What the task requires ▸ Please retype the material from its first line through the line holding "392, 87, 408]", including both of those lines.
—————
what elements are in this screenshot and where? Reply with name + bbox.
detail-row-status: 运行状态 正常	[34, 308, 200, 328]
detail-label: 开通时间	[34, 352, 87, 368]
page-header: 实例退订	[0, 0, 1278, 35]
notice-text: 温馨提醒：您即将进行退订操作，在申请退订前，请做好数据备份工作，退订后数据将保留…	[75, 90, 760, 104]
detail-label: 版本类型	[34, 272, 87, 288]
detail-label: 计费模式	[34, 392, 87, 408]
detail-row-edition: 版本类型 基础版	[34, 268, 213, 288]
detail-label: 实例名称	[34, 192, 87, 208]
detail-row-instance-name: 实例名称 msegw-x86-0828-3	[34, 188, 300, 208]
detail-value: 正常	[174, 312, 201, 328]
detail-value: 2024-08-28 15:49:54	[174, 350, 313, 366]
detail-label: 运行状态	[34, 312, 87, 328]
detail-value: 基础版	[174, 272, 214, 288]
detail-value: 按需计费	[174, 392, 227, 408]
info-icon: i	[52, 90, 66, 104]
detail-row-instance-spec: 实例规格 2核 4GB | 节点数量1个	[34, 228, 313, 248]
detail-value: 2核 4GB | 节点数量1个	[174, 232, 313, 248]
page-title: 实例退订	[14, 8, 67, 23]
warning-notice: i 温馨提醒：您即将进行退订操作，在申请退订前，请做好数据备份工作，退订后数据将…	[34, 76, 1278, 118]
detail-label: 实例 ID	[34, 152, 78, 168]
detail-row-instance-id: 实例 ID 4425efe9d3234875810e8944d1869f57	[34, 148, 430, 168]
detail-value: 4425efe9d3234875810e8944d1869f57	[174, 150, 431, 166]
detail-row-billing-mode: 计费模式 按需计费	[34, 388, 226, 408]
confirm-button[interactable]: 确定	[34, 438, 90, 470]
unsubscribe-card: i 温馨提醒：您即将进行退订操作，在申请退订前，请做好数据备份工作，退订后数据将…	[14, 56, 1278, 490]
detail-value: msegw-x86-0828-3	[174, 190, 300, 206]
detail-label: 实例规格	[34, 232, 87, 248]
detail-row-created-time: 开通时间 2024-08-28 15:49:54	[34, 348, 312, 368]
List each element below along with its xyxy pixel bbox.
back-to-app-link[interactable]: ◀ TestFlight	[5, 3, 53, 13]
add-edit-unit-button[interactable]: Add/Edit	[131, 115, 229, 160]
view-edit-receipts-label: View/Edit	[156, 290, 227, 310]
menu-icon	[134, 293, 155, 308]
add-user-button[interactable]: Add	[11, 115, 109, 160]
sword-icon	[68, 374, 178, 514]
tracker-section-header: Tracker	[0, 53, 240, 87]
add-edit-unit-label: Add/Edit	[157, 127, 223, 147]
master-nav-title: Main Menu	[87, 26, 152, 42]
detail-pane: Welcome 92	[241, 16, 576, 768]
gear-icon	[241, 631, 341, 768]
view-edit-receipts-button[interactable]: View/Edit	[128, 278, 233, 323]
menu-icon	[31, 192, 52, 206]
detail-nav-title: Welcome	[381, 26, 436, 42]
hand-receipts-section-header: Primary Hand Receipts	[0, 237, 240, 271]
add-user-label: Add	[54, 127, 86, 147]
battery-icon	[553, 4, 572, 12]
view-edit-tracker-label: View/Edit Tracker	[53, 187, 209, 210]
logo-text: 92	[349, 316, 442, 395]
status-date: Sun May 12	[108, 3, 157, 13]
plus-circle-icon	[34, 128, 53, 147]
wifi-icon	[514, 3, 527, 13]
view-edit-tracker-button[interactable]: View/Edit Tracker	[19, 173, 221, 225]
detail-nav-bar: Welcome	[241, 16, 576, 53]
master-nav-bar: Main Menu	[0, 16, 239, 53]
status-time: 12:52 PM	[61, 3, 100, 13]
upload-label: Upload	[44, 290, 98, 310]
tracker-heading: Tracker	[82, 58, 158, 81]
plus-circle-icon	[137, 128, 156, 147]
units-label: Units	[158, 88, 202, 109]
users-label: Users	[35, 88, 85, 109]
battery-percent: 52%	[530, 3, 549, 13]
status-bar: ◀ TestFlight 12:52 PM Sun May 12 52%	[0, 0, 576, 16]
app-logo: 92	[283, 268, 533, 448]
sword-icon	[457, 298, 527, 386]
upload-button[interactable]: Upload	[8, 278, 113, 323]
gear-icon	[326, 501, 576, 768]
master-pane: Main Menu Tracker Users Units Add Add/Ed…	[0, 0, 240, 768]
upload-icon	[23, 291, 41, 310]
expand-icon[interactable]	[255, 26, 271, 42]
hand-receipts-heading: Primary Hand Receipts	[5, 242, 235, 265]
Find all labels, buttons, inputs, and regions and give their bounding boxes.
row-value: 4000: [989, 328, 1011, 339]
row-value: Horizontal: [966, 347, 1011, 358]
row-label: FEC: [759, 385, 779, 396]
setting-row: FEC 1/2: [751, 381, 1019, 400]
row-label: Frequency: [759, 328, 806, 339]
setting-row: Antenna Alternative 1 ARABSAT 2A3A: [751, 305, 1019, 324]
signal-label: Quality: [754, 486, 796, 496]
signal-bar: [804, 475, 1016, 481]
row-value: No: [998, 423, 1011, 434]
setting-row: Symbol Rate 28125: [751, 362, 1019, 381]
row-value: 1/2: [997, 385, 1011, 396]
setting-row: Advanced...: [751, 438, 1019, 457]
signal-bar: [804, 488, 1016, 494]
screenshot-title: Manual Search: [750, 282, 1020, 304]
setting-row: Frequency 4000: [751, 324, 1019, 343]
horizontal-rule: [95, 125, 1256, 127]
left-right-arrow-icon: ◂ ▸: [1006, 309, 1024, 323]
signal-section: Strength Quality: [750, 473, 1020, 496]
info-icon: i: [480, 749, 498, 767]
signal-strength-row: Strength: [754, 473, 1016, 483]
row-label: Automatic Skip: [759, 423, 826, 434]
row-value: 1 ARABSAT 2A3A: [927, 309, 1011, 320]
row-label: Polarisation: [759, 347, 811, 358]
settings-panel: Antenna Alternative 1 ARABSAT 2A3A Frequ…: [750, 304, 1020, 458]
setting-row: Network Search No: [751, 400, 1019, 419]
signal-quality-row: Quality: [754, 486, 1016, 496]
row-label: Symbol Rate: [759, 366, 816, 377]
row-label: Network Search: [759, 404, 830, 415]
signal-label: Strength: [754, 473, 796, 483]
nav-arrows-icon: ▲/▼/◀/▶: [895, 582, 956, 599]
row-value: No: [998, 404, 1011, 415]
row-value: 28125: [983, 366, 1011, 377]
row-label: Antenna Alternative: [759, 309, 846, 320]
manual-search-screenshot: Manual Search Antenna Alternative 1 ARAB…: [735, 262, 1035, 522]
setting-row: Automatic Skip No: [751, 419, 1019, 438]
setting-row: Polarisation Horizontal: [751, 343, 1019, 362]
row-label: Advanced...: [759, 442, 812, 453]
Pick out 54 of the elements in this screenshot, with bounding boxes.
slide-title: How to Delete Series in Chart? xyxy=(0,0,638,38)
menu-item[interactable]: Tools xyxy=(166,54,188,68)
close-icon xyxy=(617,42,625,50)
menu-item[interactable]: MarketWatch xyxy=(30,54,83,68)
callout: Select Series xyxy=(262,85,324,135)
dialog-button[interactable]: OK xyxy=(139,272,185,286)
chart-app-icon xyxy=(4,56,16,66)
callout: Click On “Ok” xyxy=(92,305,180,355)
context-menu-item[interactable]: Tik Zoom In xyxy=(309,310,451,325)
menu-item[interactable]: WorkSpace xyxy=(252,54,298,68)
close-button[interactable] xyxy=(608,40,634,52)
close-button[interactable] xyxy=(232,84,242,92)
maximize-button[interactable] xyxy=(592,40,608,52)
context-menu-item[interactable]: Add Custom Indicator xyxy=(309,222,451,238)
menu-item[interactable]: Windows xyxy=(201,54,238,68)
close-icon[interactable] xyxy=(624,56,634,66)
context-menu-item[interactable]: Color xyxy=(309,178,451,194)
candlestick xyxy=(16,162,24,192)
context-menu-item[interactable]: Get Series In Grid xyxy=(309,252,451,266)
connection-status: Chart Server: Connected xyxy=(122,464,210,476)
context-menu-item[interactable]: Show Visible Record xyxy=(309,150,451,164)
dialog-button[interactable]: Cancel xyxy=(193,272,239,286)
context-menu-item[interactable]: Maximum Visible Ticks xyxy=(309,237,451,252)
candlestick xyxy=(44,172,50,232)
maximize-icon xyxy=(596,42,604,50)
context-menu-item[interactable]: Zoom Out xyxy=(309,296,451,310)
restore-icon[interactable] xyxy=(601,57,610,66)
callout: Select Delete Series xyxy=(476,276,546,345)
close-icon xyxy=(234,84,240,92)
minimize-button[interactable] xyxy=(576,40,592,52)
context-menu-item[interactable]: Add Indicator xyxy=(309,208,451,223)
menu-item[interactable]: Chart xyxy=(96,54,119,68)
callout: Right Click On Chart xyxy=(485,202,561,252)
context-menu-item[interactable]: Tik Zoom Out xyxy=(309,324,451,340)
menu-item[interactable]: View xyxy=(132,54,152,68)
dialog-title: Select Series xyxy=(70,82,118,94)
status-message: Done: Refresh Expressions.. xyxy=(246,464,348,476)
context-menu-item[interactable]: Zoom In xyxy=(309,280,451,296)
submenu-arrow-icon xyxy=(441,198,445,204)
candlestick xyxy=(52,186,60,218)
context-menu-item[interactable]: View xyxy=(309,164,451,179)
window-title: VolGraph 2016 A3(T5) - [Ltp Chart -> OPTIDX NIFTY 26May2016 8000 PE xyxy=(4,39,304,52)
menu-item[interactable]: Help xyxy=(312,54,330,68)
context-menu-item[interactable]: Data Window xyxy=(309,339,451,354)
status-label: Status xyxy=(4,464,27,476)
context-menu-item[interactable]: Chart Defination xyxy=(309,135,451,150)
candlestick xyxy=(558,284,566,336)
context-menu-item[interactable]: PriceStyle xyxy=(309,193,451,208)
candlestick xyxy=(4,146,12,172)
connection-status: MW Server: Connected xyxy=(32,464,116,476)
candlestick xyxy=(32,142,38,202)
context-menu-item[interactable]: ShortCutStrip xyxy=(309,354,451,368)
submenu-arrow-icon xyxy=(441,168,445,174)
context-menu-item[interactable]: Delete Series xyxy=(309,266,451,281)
—————
Solution to this problem ▸
what elements are in this screenshot and where? Reply with name + bbox.
detail-row-status: 运行状态 正常	[34, 308, 200, 328]
detail-label: 开通时间	[34, 352, 87, 368]
page-header: 实例退订	[0, 0, 1278, 35]
notice-text: 温馨提醒：您即将进行退订操作，在申请退订前，请做好数据备份工作，退订后数据将保留…	[75, 90, 760, 104]
detail-label: 版本类型	[34, 272, 87, 288]
detail-label: 计费模式	[34, 392, 87, 408]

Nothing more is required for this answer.